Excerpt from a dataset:

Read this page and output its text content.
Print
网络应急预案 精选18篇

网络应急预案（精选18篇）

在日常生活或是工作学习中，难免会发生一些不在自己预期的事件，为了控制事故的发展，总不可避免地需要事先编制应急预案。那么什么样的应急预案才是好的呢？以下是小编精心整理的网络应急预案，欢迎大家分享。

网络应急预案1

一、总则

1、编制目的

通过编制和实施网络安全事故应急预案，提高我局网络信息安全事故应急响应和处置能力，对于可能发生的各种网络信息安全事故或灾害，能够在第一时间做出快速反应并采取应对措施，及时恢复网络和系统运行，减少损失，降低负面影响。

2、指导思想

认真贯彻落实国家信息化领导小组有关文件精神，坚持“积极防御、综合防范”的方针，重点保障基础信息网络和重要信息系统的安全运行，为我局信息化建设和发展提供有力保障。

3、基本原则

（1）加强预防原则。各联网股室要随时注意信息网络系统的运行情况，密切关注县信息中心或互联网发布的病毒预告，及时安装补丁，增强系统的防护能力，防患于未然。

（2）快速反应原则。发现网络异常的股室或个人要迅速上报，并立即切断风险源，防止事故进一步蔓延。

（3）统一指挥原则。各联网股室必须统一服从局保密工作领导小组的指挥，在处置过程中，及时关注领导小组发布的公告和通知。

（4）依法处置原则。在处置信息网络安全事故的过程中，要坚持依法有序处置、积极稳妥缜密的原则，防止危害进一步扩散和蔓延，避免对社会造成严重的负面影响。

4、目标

Exercise goal: Restate each record word for word.

Finished answer:
Read this page and output its text content.
Print
网络应急预案 精选18篇

网络应急预案（精选18篇）

在日常生活或是工作学习中，难免会发生一些不在自己预期的事件，为了控制事故的发展，总不可避免地需要事先编制应急预案。那么什么样的应急预案才是好的呢？以下是小编精心整理的网络应急预案，欢迎大家分享。

网络应急预案1

一、总则

1、编制目的

通过编制和实施网络安全事故应急预案，提高我局网络信息安全事故应急响应和处置能力，对于可能发生的各种网络信息安全事故或灾害，能够在第一时间做出快速反应并采取应对措施，及时恢复网络和系统运行，减少损失，降低负面影响。

2、指导思想

认真贯彻落实国家信息化领导小组有关文件精神，坚持“积极防御、综合防范”的方针，重点保障基础信息网络和重要信息系统的安全运行，为我局信息化建设和发展提供有力保障。

3、基本原则

（1）加强预防原则。各联网股室要随时注意信息网络系统的运行情况，密切关注县信息中心或互联网发布的病毒预告，及时安装补丁，增强系统的防护能力，防患于未然。

（2）快速反应原则。发现网络异常的股室或个人要迅速上报，并立即切断风险源，防止事故进一步蔓延。

（3）统一指挥原则。各联网股室必须统一服从局保密工作领导小组的指挥，在处置过程中，及时关注领导小组发布的公告和通知。

（4）依法处置原则。在处置信息网络安全事故的过程中，要坚持依法有序处置、积极稳妥缜密的原则，防止危害进一步扩散和蔓延，避免对社会造成严重的负面影响。

4、目标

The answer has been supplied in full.